Can you turn the records below into a JSON list of strings, one string per line with blank lines omitted, covering only the lines from the one containing "row-kind-cell (756, 527, 859, 549)" through the one containing "row-name-cell: Предоставление субсидий", both included?

• [DATA RECORDS]
..............................

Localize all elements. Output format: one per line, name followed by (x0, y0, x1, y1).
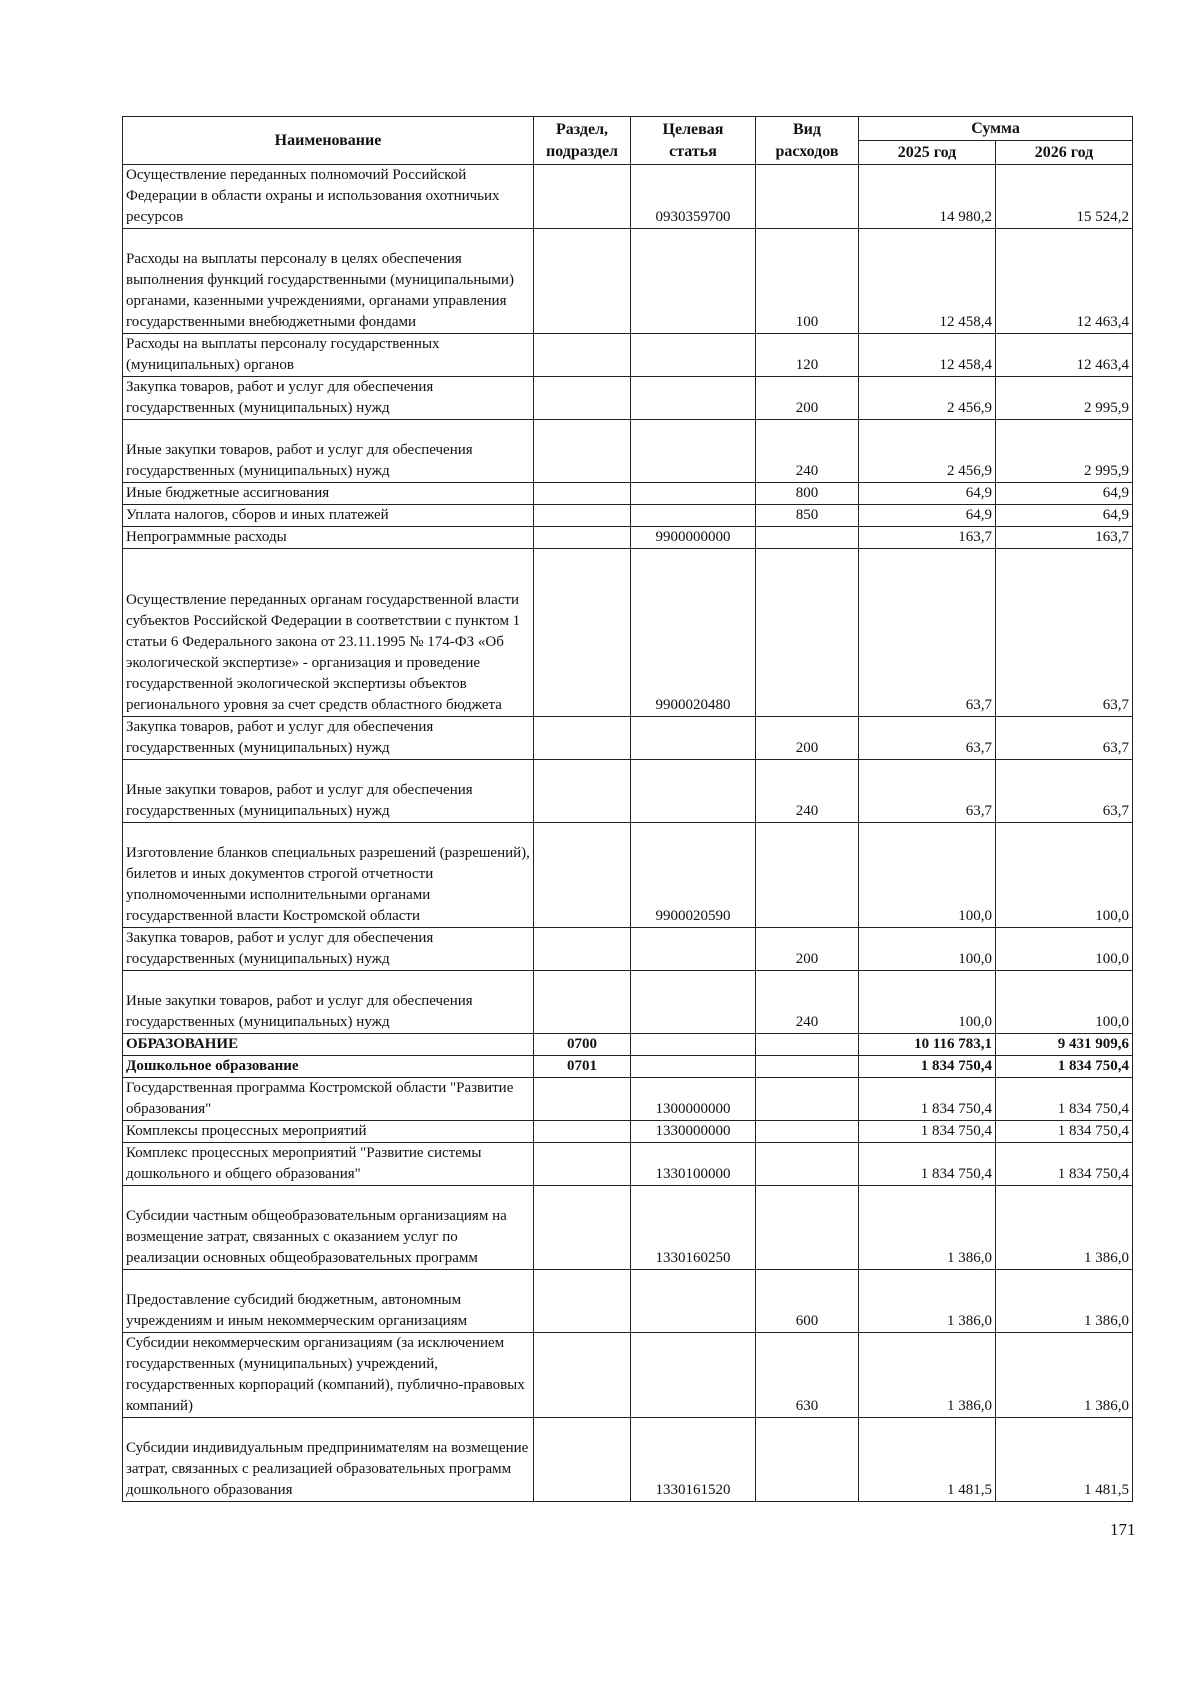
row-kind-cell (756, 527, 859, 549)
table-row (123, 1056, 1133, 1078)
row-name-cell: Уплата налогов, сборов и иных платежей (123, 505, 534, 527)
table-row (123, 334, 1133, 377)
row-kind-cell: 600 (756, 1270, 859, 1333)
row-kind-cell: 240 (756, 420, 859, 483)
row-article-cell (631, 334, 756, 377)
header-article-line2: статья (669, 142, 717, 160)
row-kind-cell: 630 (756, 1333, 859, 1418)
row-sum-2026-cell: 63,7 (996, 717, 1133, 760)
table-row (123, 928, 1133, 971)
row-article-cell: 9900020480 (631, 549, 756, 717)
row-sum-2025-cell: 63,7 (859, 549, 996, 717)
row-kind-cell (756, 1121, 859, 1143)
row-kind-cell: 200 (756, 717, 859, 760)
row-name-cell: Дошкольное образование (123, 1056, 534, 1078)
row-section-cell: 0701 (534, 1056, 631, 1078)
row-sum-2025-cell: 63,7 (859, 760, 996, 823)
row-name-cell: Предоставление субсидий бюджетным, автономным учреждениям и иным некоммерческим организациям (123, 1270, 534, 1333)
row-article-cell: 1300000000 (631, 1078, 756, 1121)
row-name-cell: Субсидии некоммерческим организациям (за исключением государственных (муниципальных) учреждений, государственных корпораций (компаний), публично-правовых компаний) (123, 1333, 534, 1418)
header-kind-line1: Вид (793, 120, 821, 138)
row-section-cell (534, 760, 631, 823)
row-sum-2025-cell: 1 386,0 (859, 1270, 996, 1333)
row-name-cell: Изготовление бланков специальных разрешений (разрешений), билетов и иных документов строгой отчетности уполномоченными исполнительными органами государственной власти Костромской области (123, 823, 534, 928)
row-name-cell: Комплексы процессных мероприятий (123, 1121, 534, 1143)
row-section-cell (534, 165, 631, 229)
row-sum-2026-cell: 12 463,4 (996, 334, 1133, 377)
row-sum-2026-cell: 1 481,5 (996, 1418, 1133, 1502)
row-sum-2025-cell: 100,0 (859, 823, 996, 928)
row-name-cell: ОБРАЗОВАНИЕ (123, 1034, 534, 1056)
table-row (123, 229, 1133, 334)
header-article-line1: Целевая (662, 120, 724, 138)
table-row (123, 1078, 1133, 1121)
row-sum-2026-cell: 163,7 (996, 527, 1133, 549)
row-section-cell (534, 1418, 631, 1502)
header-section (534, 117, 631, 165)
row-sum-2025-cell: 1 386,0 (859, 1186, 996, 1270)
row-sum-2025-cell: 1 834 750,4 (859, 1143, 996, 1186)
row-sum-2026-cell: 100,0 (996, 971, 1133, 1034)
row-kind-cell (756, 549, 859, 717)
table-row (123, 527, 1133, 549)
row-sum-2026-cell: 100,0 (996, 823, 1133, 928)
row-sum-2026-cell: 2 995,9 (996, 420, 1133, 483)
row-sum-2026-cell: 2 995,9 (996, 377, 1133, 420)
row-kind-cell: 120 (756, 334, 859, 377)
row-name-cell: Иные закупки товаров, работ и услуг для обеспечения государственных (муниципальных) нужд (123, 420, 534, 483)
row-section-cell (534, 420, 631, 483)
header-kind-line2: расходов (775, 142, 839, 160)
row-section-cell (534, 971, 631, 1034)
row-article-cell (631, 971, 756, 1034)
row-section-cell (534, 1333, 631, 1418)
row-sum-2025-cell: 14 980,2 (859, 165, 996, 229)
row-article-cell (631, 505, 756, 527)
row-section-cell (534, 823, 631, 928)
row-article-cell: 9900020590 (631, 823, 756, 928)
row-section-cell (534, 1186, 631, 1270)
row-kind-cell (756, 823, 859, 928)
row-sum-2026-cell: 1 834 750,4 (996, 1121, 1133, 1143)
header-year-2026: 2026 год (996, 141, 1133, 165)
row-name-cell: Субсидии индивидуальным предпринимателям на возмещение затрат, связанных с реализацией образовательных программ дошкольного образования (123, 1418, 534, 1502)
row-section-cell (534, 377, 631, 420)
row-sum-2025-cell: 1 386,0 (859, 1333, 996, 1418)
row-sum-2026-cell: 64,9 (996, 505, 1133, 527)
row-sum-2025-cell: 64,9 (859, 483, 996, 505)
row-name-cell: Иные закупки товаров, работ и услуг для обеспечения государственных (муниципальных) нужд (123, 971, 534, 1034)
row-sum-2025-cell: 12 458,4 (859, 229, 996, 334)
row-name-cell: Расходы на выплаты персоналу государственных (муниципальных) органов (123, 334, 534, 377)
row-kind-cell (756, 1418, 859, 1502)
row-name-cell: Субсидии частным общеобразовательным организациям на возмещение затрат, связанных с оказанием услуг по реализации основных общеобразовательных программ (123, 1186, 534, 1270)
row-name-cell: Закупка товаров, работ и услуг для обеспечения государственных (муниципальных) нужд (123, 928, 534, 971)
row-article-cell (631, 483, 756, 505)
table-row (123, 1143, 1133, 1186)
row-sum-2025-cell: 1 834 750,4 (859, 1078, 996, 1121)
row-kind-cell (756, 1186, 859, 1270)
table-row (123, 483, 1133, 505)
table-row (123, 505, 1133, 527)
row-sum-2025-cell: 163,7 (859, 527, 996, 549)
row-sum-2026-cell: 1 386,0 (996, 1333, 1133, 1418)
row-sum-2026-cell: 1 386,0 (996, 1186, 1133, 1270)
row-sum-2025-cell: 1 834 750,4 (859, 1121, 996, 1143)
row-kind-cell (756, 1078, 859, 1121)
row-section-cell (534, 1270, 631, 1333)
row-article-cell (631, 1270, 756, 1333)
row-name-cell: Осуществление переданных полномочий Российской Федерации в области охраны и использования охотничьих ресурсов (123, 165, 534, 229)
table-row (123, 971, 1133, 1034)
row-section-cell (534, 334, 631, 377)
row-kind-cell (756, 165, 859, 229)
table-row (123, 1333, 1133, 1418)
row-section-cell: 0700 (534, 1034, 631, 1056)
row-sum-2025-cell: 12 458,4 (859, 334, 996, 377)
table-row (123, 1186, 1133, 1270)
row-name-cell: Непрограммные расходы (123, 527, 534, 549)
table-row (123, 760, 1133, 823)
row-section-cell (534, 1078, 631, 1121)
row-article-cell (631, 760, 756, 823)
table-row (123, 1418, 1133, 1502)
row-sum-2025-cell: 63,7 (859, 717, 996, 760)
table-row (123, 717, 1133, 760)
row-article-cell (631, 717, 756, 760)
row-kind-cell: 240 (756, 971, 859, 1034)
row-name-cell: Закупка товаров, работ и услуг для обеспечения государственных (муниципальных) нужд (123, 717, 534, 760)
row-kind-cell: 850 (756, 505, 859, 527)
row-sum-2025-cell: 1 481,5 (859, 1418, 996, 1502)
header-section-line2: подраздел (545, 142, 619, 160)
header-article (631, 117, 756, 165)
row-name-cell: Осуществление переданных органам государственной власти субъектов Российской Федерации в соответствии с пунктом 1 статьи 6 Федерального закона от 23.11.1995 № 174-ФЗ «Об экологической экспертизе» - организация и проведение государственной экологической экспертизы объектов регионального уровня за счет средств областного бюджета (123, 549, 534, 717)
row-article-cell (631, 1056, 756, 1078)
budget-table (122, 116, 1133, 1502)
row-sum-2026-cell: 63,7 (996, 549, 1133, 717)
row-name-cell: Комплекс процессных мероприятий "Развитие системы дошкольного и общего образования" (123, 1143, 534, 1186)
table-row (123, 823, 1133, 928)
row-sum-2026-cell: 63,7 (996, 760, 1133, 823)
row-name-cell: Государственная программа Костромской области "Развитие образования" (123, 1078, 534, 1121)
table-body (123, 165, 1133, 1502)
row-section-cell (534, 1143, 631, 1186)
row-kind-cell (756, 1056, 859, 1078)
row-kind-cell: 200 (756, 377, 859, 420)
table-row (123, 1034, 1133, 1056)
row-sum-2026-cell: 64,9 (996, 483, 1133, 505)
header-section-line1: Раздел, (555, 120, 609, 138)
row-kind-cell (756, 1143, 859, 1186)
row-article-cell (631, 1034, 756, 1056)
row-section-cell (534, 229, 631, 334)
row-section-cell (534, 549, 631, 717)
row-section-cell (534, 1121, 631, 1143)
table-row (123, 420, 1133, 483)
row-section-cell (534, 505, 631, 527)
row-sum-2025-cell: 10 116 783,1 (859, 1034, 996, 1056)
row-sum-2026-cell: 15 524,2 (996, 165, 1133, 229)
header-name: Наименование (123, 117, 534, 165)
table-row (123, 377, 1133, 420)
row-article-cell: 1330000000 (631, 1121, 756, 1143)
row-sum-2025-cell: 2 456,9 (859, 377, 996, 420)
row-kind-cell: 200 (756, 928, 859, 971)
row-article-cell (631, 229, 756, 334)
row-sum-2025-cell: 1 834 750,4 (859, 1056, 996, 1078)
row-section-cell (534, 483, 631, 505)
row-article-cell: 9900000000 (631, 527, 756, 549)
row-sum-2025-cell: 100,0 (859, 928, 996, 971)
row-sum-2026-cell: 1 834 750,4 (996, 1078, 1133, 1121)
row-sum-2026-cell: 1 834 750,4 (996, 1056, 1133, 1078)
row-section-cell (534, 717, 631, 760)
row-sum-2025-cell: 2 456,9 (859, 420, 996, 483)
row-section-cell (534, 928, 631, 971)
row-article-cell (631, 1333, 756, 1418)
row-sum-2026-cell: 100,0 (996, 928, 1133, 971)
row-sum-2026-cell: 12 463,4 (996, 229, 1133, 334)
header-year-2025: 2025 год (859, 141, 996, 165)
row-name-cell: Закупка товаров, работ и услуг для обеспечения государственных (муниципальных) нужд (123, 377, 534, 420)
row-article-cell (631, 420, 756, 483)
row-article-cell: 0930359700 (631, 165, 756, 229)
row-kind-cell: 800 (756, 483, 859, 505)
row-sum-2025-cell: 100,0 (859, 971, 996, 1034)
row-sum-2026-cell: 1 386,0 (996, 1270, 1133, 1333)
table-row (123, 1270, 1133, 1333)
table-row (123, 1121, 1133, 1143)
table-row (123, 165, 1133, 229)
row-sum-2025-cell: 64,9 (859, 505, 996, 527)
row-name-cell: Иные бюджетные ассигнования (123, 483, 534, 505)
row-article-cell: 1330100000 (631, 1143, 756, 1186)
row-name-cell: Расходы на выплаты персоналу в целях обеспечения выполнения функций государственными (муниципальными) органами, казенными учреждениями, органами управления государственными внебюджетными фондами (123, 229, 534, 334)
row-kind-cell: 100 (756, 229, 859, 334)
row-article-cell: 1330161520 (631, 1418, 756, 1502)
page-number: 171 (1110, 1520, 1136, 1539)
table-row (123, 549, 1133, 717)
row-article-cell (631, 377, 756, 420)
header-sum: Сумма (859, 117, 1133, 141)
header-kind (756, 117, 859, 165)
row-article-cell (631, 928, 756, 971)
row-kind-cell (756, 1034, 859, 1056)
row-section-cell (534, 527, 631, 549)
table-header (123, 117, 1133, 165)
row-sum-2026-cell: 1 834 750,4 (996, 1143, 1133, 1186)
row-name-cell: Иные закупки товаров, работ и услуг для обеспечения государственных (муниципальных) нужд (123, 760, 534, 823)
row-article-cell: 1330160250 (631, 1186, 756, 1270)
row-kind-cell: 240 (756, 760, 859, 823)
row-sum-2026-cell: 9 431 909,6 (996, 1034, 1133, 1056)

..............................

• [FINAL ANSWER]
[
  "row-kind-cell (756, 527, 859, 549)",
  "table-row (123, 1056, 1133, 1078)",
  "row-name-cell: Уплата налогов, сборов и иных платежей (123, 505, 534, 527)",
  "table-row (123, 334, 1133, 377)",
  "row-kind-cell: 600 (756, 1270, 859, 1333)",
  "row-kind-cell: 240 (756, 420, 859, 483)",
  "row-article-cell (631, 334, 756, 377)",
  "header-article-line2: статья (669, 142, 717, 160)",
  "row-kind-cell: 630 (756, 1333, 859, 1418)",
  "row-sum-2026-cell: 63,7 (996, 717, 1133, 760)",
  "table-row (123, 928, 1133, 971)",
  "row-article-cell: 9900020480 (631, 549, 756, 717)",
  "row-sum-2025-cell: 63,7 (859, 549, 996, 717)",
  "row-kind-cell (756, 1121, 859, 1143)",
  "row-kind-cell: 200 (756, 717, 859, 760)",
  "row-name-cell: Дошкольное образование (123, 1056, 534, 1078)",
  "row-section-cell: 0701 (534, 1056, 631, 1078)",
  "row-sum-2025-cell: 63,7 (859, 760, 996, 823)",
  "row-name-cell: Предоставление субсидий бюджетным, автономным учреждениям и иным некоммерческим организациям (123, 1270, 534, 1333)"
]